> [Required task] Your task is to transcribe all the entries exactly, excluding pictures.
## BEGIN
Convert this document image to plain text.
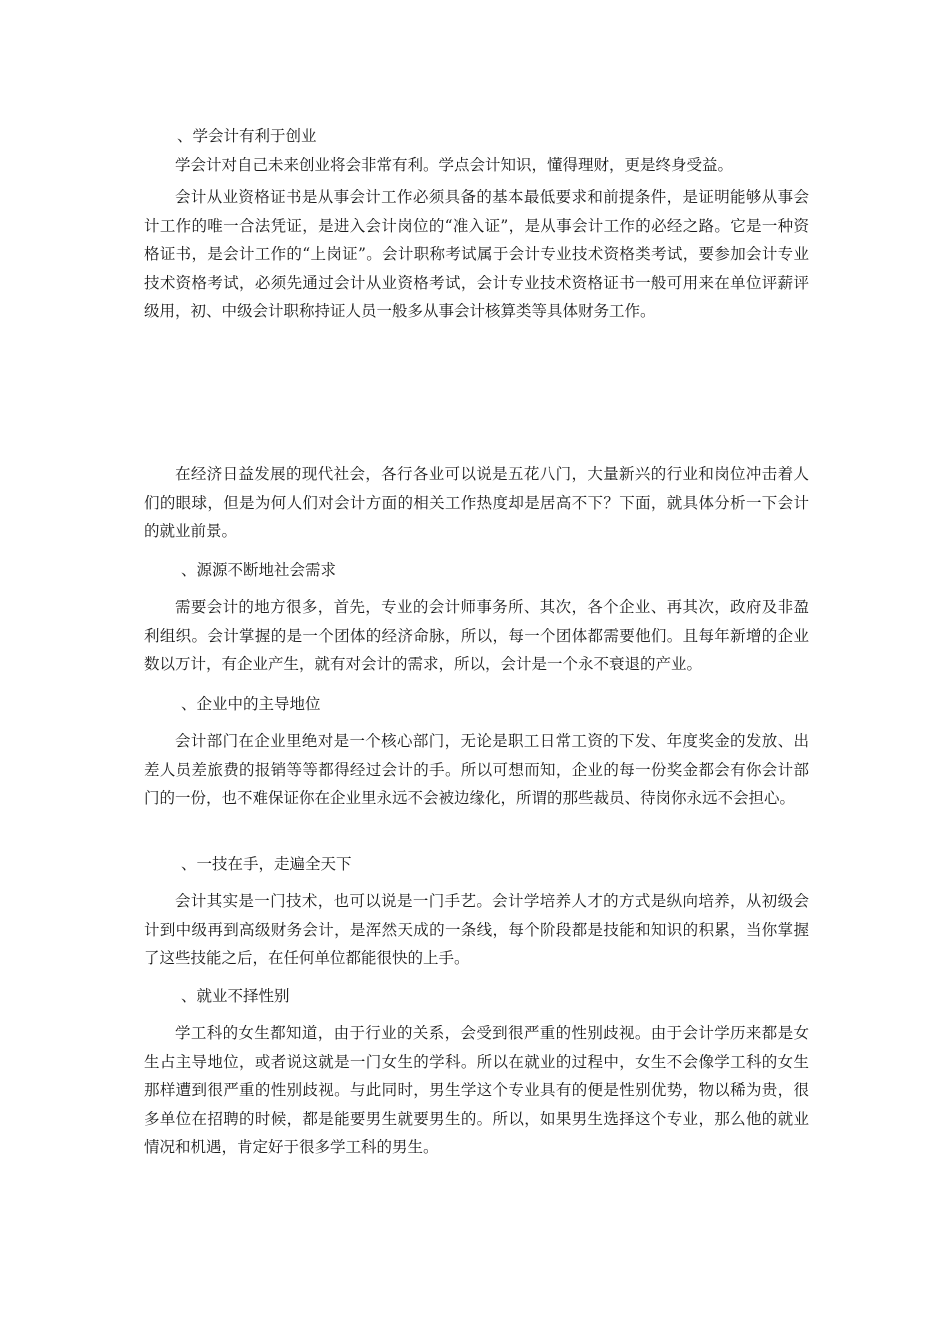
、学会计有利于创业

学会计对自己未来创业将会非常有利。学点会计知识，懂得理财，更是终身受益。

会计从业资格证书是从事会计工作必须具备的基本最低要求和前提条件，是证明能够从事会计工作的唯一合法凭证，是进入会计岗位的“准入证”，是从事会计工作的必经之路。它是一种资格证书，是会计工作的“上岗证”。会计职称考试属于会计专业技术资格类考试，要参加会计专业技术资格考试，必须先通过会计从业资格考试，会计专业技术资格证书一般可用来在单位评薪评级用，初、中级会计职称持证人员一般多从事会计核算类等具体财务工作。

在经济日益发展的现代社会，各行各业可以说是五花八门，大量新兴的行业和岗位冲击着人们的眼球，但是为何人们对会计方面的相关工作热度却是居高不下？下面，就具体分析一下会计的就业前景。

、源源不断地社会需求

需要会计的地方很多，首先，专业的会计师事务所、其次，各个企业、再其次，政府及非盈利组织。会计掌握的是一个团体的经济命脉，所以，每一个团体都需要他们。且每年新增的企业数以万计，有企业产生，就有对会计的需求，所以，会计是一个永不衰退的产业。

、企业中的主导地位

会计部门在企业里绝对是一个核心部门，无论是职工日常工资的下发、年度奖金的发放、出差人员差旅费的报销等等都得经过会计的手。所以可想而知，企业的每一份奖金都会有你会计部门的一份，也不难保证你在企业里永远不会被边缘化，所谓的那些裁员、待岗你永远不会担心。

、一技在手，走遍全天下

会计其实是一门技术，也可以说是一门手艺。会计学培养人才的方式是纵向培养，从初级会计到中级再到高级财务会计，是浑然天成的一条线，每个阶段都是技能和知识的积累，当你掌握了这些技能之后，在任何单位都能很快的上手。

、就业不择性别

学工科的女生都知道，由于行业的关系，会受到很严重的性别歧视。由于会计学历来都是女生占主导地位，或者说这就是一门女生的学科。所以在就业的过程中，女生不会像学工科的女生那样遭到很严重的性别歧视。与此同时，男生学这个专业具有的便是性别优势，物以稀为贵，很多单位在招聘的时候，都是能要男生就要男生的。所以，如果男生选择这个专业，那么他的就业情况和机遇，肯定好于很多学工科的男生。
## END
> [Completed task]
Convert this document image to plain text.
、学会计有利于创业

学会计对自己未来创业将会非常有利。学点会计知识，懂得理财，更是终身受益。

会计从业资格证书是从事会计工作必须具备的基本最低要求和前提条件，是证明能够从事会计工作的唯一合法凭证，是进入会计岗位的“准入证”，是从事会计工作的必经之路。它是一种资格证书，是会计工作的“上岗证”。会计职称考试属于会计专业技术资格类考试，要参加会计专业技术资格考试，必须先通过会计从业资格考试，会计专业技术资格证书一般可用来在单位评薪评级用，初、中级会计职称持证人员一般多从事会计核算类等具体财务工作。

在经济日益发展的现代社会，各行各业可以说是五花八门，大量新兴的行业和岗位冲击着人们的眼球，但是为何人们对会计方面的相关工作热度却是居高不下？下面，就具体分析一下会计的就业前景。

、源源不断地社会需求

需要会计的地方很多，首先，专业的会计师事务所、其次，各个企业、再其次，政府及非盈利组织。会计掌握的是一个团体的经济命脉，所以，每一个团体都需要他们。且每年新增的企业数以万计，有企业产生，就有对会计的需求，所以，会计是一个永不衰退的产业。

、企业中的主导地位

会计部门在企业里绝对是一个核心部门，无论是职工日常工资的下发、年度奖金的发放、出差人员差旅费的报销等等都得经过会计的手。所以可想而知，企业的每一份奖金都会有你会计部门的一份，也不难保证你在企业里永远不会被边缘化，所谓的那些裁员、待岗你永远不会担心。

、一技在手，走遍全天下

会计其实是一门技术，也可以说是一门手艺。会计学培养人才的方式是纵向培养，从初级会计到中级再到高级财务会计，是浑然天成的一条线，每个阶段都是技能和知识的积累，当你掌握了这些技能之后，在任何单位都能很快的上手。

、就业不择性别

学工科的女生都知道，由于行业的关系，会受到很严重的性别歧视。由于会计学历来都是女生占主导地位，或者说这就是一门女生的学科。所以在就业的过程中，女生不会像学工科的女生那样遭到很严重的性别歧视。与此同时，男生学这个专业具有的便是性别优势，物以稀为贵，很多单位在招聘的时候，都是能要男生就要男生的。所以，如果男生选择这个专业，那么他的就业情况和机遇，肯定好于很多学工科的男生。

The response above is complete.